*** EXCERPTED RECORDS
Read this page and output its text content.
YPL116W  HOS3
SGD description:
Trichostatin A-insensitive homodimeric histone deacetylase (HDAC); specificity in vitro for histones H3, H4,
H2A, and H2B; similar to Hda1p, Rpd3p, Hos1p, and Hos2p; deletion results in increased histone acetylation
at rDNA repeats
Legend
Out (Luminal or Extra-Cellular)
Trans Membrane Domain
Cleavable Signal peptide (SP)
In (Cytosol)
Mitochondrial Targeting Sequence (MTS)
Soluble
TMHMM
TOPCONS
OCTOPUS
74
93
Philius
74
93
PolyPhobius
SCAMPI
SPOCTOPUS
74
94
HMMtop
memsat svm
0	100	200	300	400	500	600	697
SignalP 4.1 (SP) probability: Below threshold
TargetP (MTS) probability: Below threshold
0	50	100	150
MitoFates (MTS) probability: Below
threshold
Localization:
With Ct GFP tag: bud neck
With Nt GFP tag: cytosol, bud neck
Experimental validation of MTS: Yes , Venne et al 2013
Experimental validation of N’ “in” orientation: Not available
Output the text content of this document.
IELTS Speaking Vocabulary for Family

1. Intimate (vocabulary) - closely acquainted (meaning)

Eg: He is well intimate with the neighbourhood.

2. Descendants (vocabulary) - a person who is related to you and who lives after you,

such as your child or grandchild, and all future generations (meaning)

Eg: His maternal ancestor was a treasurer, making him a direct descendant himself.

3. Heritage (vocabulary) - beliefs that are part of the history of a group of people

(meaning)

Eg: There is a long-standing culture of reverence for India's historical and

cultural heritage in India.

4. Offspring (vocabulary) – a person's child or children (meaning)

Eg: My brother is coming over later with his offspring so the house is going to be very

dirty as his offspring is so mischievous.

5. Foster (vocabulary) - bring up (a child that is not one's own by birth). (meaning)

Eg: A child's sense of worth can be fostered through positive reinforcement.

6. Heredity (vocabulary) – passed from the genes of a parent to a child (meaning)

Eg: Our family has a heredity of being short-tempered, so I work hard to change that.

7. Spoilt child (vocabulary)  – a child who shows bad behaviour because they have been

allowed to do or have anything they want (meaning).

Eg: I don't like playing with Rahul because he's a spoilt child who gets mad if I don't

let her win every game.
******
An exact copy of every record is needed; write it out in full.

SOLUTION FOR THIS TASK ::
Read this page and output its text content.
YPL116W  HOS3
SGD description:
Trichostatin A-insensitive homodimeric histone deacetylase (HDAC); specificity in vitro for histones H3, H4,
H2A, and H2B; similar to Hda1p, Rpd3p, Hos1p, and Hos2p; deletion results in increased histone acetylation
at rDNA repeats
Legend
Out (Luminal or Extra-Cellular)
Trans Membrane Domain
Cleavable Signal peptide (SP)
In (Cytosol)
Mitochondrial Targeting Sequence (MTS)
Soluble
TMHMM
TOPCONS
OCTOPUS
74
93
Philius
74
93
PolyPhobius
SCAMPI
SPOCTOPUS
74
94
HMMtop
memsat svm
0	100	200	300	400	500	600	697
SignalP 4.1 (SP) probability: Below threshold
TargetP (MTS) probability: Below threshold
0	50	100	150
MitoFates (MTS) probability: Below
threshold
Localization:
With Ct GFP tag: bud neck
With Nt GFP tag: cytosol, bud neck
Experimental validation of MTS: Yes , Venne et al 2013
Experimental validation of N’ “in” orientation: Not available
Output the text content of this document.
IELTS Speaking Vocabulary for Family

1. Intimate (vocabulary) - closely acquainted (meaning)

Eg: He is well intimate with the neighbourhood.

2. Descendants (vocabulary) - a person who is related to you and who lives after you,

such as your child or grandchild, and all future generations (meaning)

Eg: His maternal ancestor was a treasurer, making him a direct descendant himself.

3. Heritage (vocabulary) - beliefs that are part of the history of a group of people

(meaning)

Eg: There is a long-standing culture of reverence for India's historical and

cultural heritage in India.

4. Offspring (vocabulary) – a person's child or children (meaning)

Eg: My brother is coming over later with his offspring so the house is going to be very

dirty as his offspring is so mischievous.

5. Foster (vocabulary) - bring up (a child that is not one's own by birth). (meaning)

Eg: A child's sense of worth can be fostered through positive reinforcement.

6. Heredity (vocabulary) – passed from the genes of a parent to a child (meaning)

Eg: Our family has a heredity of being short-tempered, so I work hard to change that.

7. Spoilt child (vocabulary)  – a child who shows bad behaviour because they have been

allowed to do or have anything they want (meaning).

Eg: I don't like playing with Rahul because he's a spoilt child who gets mad if I don't

let her win every game.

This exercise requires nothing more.